The exercise =>
Present the following data again exactly as it is shown.

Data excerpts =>
────────────────────────────────────────

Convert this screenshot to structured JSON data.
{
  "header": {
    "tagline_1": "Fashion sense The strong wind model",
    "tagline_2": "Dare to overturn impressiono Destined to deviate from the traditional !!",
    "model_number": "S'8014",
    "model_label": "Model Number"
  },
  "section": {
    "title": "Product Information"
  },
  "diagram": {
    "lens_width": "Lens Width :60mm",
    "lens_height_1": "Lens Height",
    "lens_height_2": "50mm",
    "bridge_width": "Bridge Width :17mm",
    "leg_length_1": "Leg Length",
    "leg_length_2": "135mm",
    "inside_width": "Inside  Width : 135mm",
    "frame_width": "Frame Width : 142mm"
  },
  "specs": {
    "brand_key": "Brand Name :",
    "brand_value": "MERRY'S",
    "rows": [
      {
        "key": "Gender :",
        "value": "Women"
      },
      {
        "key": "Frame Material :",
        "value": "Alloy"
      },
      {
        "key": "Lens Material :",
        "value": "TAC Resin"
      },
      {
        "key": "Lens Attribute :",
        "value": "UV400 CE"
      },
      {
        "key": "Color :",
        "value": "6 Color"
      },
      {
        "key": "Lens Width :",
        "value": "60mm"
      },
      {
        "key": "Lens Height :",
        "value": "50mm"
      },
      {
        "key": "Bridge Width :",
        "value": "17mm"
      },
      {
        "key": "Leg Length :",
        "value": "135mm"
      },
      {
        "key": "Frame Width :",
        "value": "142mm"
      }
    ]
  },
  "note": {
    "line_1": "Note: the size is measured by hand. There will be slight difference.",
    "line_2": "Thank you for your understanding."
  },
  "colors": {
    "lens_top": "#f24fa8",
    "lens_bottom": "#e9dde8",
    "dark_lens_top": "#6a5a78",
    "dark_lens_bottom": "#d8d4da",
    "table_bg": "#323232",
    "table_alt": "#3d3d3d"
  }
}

────────────────────────────────────────

Complete answer =>
Convert this screenshot to structured JSON data.
{
  "header": {
    "tagline_1": "Fashion sense The strong wind model",
    "tagline_2": "Dare to overturn impressiono Destined to deviate from the traditional !!",
    "model_number": "S'8014",
    "model_label": "Model Number"
  },
  "section": {
    "title": "Product Information"
  },
  "diagram": {
    "lens_width": "Lens Width :60mm",
    "lens_height_1": "Lens Height",
    "lens_height_2": "50mm",
    "bridge_width": "Bridge Width :17mm",
    "leg_length_1": "Leg Length",
    "leg_length_2": "135mm",
    "inside_width": "Inside  Width : 135mm",
    "frame_width": "Frame Width : 142mm"
  },
  "specs": {
    "brand_key": "Brand Name :",
    "brand_value": "MERRY'S",
    "rows": [
      {
        "key": "Gender :",
        "value": "Women"
      },
      {
        "key": "Frame Material :",
        "value": "Alloy"
      },
      {
        "key": "Lens Material :",
        "value": "TAC Resin"
      },
      {
        "key": "Lens Attribute :",
        "value": "UV400 CE"
      },
      {
        "key": "Color :",
        "value": "6 Color"
      },
      {
        "key": "Lens Width :",
        "value": "60mm"
      },
      {
        "key": "Lens Height :",
        "value": "50mm"
      },
      {
        "key": "Bridge Width :",
        "value": "17mm"
      },
      {
        "key": "Leg Length :",
        "value": "135mm"
      },
      {
        "key": "Frame Width :",
        "value": "142mm"
      }
    ]
  },
  "note": {
    "line_1": "Note: the size is measured by hand. There will be slight difference.",
    "line_2": "Thank you for your understanding."
  },
  "colors": {
    "lens_top": "#f24fa8",
    "lens_bottom": "#e9dde8",
    "dark_lens_top": "#6a5a78",
    "dark_lens_bottom": "#d8d4da",
    "table_bg": "#323232",
    "table_alt": "#3d3d3d"
  }
}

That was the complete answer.